Task brief
Images appear in the records below; leave them out and repeat everything else exactly.

Recorded data
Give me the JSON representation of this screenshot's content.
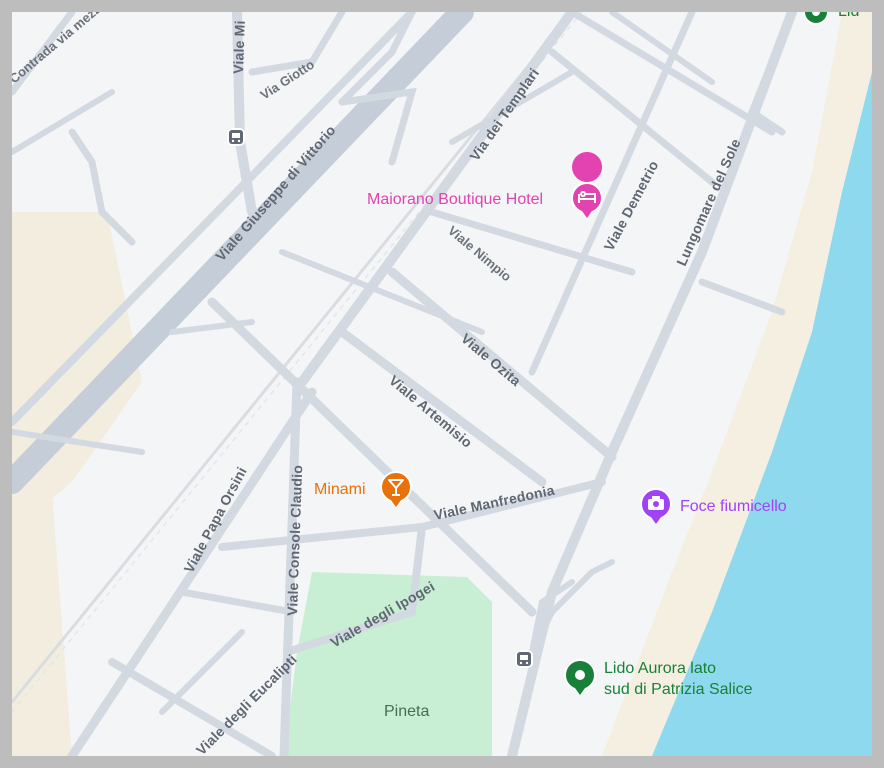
{
  "map": {
    "streets": {
      "viale_giuseppe_di_vittorio": "Viale Giuseppe di Vittorio",
      "via_dei_templari": "Via dei Templari",
      "viale_demetrio": "Viale Demetrio",
      "lungomare_del_sole": "Lungomare del Sole",
      "viale_nimpio": "Viale Nimpio",
      "viale_ozita": "Viale Ozita",
      "viale_artemisio": "Viale Artemisio",
      "viale_manfredonia": "Viale Manfredonia",
      "viale_papa_orsini": "Viale Papa Orsini",
      "viale_console_claudio": "Viale Console Claudio",
      "viale_degli_ipogei": "Viale degli Ipogei",
      "viale_degli_eucalipti": "Viale degli Eucalipti",
      "via_giotto": "Via Giotto",
      "viale_mi": "Viale Mi",
      "contrada_via_mezz": "Contrada via mezz"
    },
    "areas": {
      "pineta": "Pineta"
    },
    "places": {
      "hotel": "Maiorano Boutique Hotel",
      "bar": "Minami",
      "photo_spot": "Foce fiumicello",
      "beach_line1": "Lido Aurora lato",
      "beach_line2": "sud di Patrizia Salice",
      "top_right_partial": "Lid"
    },
    "colors": {
      "land": "#f4f5f6",
      "road": "#d3d9e1",
      "road_main": "#c5cdd8",
      "sea": "#8fd9ef",
      "sand": "#f5efe1",
      "park": "#c8efd4",
      "hotel": "#e243b1",
      "bar": "#e8710a",
      "photo": "#a142f4",
      "beach": "#188038"
    },
    "icons": {
      "hotel": "bed-icon",
      "bar": "cocktail-icon",
      "photo": "camera-icon",
      "beach": "beach-pin-icon",
      "bus_stop": "bus-icon"
    }
  }
}
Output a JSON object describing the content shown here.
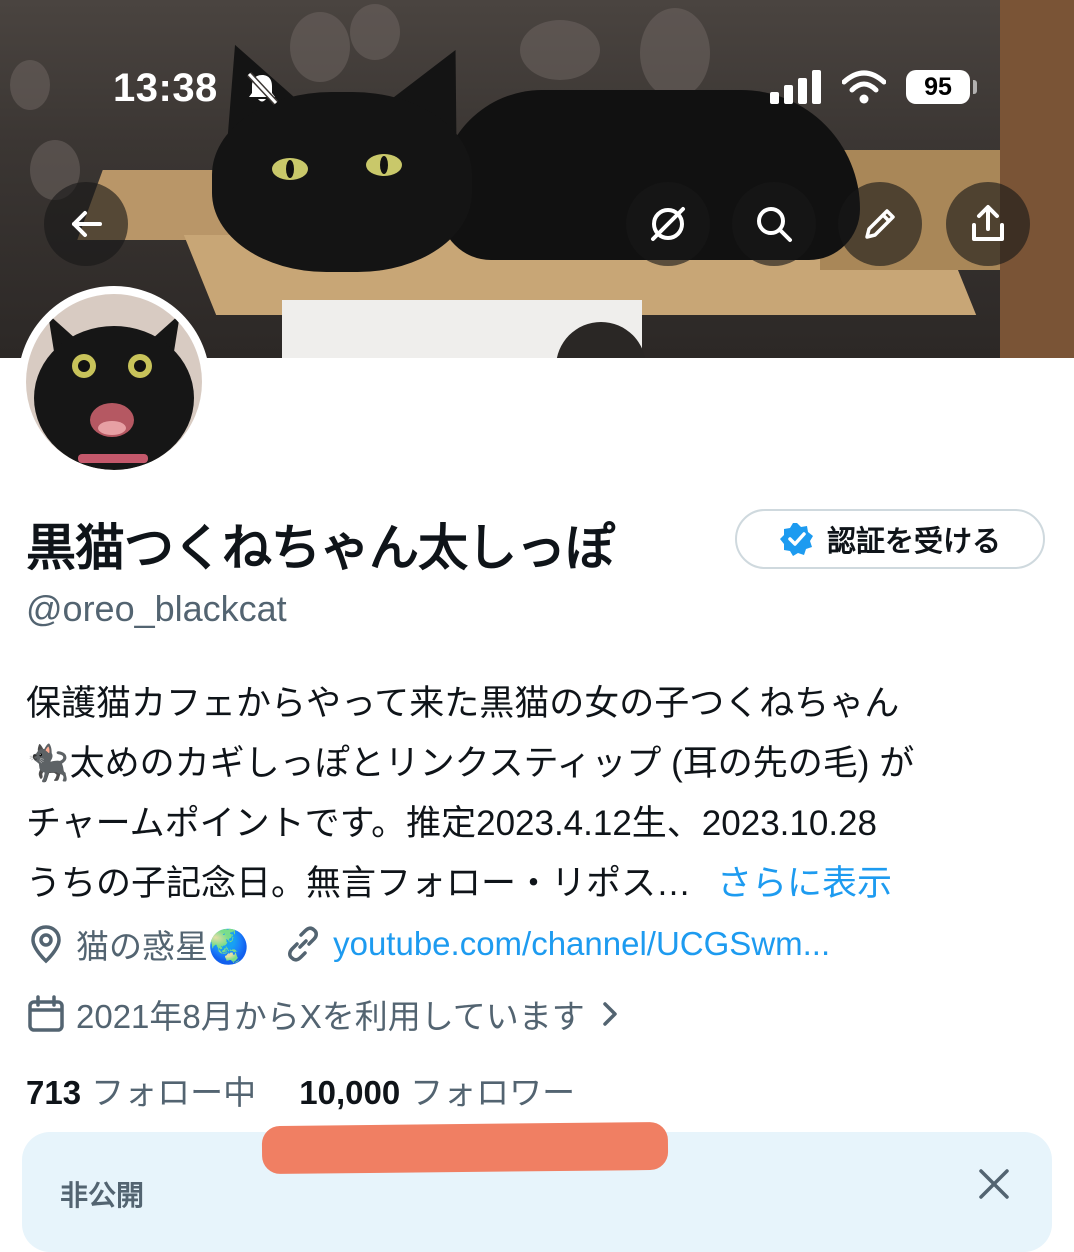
{
  "status_bar": {
    "time": "13:38",
    "battery": "95",
    "icons": [
      "bell-slash-icon",
      "signal-bars-icon",
      "wifi-icon",
      "battery-icon"
    ]
  },
  "banner_actions": {
    "back_icon": "arrow-left-icon",
    "icons": [
      "grok-icon",
      "search-icon",
      "pencil-icon",
      "share-icon"
    ]
  },
  "profile": {
    "display_name": "黒猫つくねちゃん太しっぽ",
    "verify_button": "認証を受ける",
    "handle": "@oreo_blackcat",
    "bio_lines": [
      "保護猫カフェからやって来た黒猫の女の子つくねちゃん",
      "🐈‍⬛太めのカギしっぽとリンクスティップ (耳の先の毛) が",
      "チャームポイントです。推定2023.4.12生、2023.10.28",
      "うちの子記念日。無言フォロー・リポス…"
    ],
    "show_more": "さらに表示",
    "location": "猫の惑星🌏",
    "website": "youtube.com/channel/UCGSwm...",
    "joined": "2021年8月からXを利用しています",
    "following_count": "713",
    "following_label": "フォロー中",
    "followers_count": "10,000",
    "followers_label": "フォロワー"
  },
  "notice": {
    "title": "非公開"
  },
  "colors": {
    "accent": "#1d9bf0",
    "secondary_text": "#536471",
    "redaction": "#f07f63",
    "notice_bg": "#e7f4fb"
  }
}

Correct output
Give me the JSON representation of this screenshot's content.
{
  "map": {
    "streets": {
      "viale_giuseppe_di_vittorio": "Viale Giuseppe di Vittorio",
      "via_dei_templari": "Via dei Templari",
      "viale_demetrio": "Viale Demetrio",
      "lungomare_del_sole": "Lungomare del Sole",
      "viale_nimpio": "Viale Nimpio",
      "viale_ozita": "Viale Ozita",
      "viale_artemisio": "Viale Artemisio",
      "viale_manfredonia": "Viale Manfredonia",
      "viale_papa_orsini": "Viale Papa Orsini",
      "viale_console_claudio": "Viale Console Claudio",
      "viale_degli_ipogei": "Viale degli Ipogei",
      "viale_degli_eucalipti": "Viale degli Eucalipti",
      "via_giotto": "Via Giotto",
      "viale_mi": "Viale Mi",
      "contrada_via_mezz": "Contrada via mezz"
    },
    "areas": {
      "pineta": "Pineta"
    },
    "places": {
      "hotel": "Maiorano Boutique Hotel",
      "bar": "Minami",
      "photo_spot": "Foce fiumicello",
      "beach_line1": "Lido Aurora lato",
      "beach_line2": "sud di Patrizia Salice",
      "top_right_partial": "Lid"
    },
    "colors": {
      "land": "#f4f5f6",
      "road": "#d3d9e1",
      "road_main": "#c5cdd8",
      "sea": "#8fd9ef",
      "sand": "#f5efe1",
      "park": "#c8efd4",
      "hotel": "#e243b1",
      "bar": "#e8710a",
      "photo": "#a142f4",
      "beach": "#188038"
    },
    "icons": {
      "hotel": "bed-icon",
      "bar": "cocktail-icon",
      "photo": "camera-icon",
      "beach": "beach-pin-icon",
      "bus_stop": "bus-icon"
    }
  }
}
Output a JSON object describing the content shown here.
{
  "status_bar": {
    "time": "13:38",
    "battery": "95",
    "icons": [
      "bell-slash-icon",
      "signal-bars-icon",
      "wifi-icon",
      "battery-icon"
    ]
  },
  "banner_actions": {
    "back_icon": "arrow-left-icon",
    "icons": [
      "grok-icon",
      "search-icon",
      "pencil-icon",
      "share-icon"
    ]
  },
  "profile": {
    "display_name": "黒猫つくねちゃん太しっぽ",
    "verify_button": "認証を受ける",
    "handle": "@oreo_blackcat",
    "bio_lines": [
      "保護猫カフェからやって来た黒猫の女の子つくねちゃん",
      "🐈‍⬛太めのカギしっぽとリンクスティップ (耳の先の毛) が",
      "チャームポイントです。推定2023.4.12生、2023.10.28",
      "うちの子記念日。無言フォロー・リポス…"
    ],
    "show_more": "さらに表示",
    "location": "猫の惑星🌏",
    "website": "youtube.com/channel/UCGSwm...",
    "joined": "2021年8月からXを利用しています",
    "following_count": "713",
    "following_label": "フォロー中",
    "followers_count": "10,000",
    "followers_label": "フォロワー"
  },
  "notice": {
    "title": "非公開"
  },
  "colors": {
    "accent": "#1d9bf0",
    "secondary_text": "#536471",
    "redaction": "#f07f63",
    "notice_bg": "#e7f4fb"
  }
}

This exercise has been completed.